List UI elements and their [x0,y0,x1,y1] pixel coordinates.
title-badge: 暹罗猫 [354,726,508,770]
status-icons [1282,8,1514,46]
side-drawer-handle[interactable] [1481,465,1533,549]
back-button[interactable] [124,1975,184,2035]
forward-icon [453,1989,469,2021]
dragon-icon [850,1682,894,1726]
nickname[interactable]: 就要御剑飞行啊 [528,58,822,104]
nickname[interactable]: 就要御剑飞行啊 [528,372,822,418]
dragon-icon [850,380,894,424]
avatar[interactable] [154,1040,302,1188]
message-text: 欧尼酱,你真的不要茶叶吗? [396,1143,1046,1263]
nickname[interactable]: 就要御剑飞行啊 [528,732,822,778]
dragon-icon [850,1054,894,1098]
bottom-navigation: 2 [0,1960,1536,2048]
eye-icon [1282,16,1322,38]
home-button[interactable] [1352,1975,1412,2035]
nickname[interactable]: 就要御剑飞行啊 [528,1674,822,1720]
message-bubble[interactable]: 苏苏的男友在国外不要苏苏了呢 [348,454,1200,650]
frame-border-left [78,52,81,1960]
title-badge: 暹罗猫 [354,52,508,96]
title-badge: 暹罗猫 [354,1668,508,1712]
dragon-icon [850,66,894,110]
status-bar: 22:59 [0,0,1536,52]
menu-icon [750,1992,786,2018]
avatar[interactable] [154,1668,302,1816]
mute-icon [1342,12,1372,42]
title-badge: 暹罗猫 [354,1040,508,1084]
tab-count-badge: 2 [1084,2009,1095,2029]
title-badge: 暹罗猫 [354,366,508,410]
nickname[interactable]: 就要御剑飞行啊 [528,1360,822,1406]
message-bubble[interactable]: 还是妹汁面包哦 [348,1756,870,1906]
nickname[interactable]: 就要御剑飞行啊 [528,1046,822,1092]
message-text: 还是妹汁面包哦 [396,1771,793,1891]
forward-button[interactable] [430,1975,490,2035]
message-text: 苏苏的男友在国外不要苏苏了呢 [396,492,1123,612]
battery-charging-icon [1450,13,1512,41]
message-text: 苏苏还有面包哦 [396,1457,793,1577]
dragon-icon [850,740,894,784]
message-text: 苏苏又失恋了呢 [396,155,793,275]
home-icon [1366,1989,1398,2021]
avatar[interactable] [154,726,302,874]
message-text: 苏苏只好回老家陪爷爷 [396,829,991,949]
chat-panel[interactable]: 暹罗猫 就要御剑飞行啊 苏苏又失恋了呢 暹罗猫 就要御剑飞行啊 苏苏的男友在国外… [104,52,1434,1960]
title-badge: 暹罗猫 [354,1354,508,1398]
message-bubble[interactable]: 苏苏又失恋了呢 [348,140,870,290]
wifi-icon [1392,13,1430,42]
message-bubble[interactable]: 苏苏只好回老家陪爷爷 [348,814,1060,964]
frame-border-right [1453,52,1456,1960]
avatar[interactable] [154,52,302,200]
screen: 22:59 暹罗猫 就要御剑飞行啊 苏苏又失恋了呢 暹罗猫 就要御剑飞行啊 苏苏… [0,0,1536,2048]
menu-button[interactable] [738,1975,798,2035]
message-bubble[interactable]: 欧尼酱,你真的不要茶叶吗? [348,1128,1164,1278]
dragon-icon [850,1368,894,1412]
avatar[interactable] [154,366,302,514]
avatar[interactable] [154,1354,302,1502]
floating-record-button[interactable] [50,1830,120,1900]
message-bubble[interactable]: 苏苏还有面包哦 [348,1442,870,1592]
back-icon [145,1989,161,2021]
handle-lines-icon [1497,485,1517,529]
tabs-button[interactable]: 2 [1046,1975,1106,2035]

____________________

### [To be done]
Copy out the lines word for word, beginning with the very first line and continuing through the line with "menu-icon [750,1992,786,2018]". Include both of those lines.

### [Completed exercise]
List UI elements and their [x0,y0,x1,y1] pixel coordinates.
title-badge: 暹罗猫 [354,726,508,770]
status-icons [1282,8,1514,46]
side-drawer-handle[interactable] [1481,465,1533,549]
back-button[interactable] [124,1975,184,2035]
forward-icon [453,1989,469,2021]
dragon-icon [850,1682,894,1726]
nickname[interactable]: 就要御剑飞行啊 [528,58,822,104]
nickname[interactable]: 就要御剑飞行啊 [528,372,822,418]
dragon-icon [850,380,894,424]
avatar[interactable] [154,1040,302,1188]
message-text: 欧尼酱,你真的不要茶叶吗? [396,1143,1046,1263]
nickname[interactable]: 就要御剑飞行啊 [528,732,822,778]
dragon-icon [850,1054,894,1098]
bottom-navigation: 2 [0,1960,1536,2048]
eye-icon [1282,16,1322,38]
home-button[interactable] [1352,1975,1412,2035]
nickname[interactable]: 就要御剑飞行啊 [528,1674,822,1720]
message-bubble[interactable]: 苏苏的男友在国外不要苏苏了呢 [348,454,1200,650]
frame-border-left [78,52,81,1960]
title-badge: 暹罗猫 [354,52,508,96]
title-badge: 暹罗猫 [354,1668,508,1712]
dragon-icon [850,66,894,110]
status-bar: 22:59 [0,0,1536,52]
menu-icon [750,1992,786,2018]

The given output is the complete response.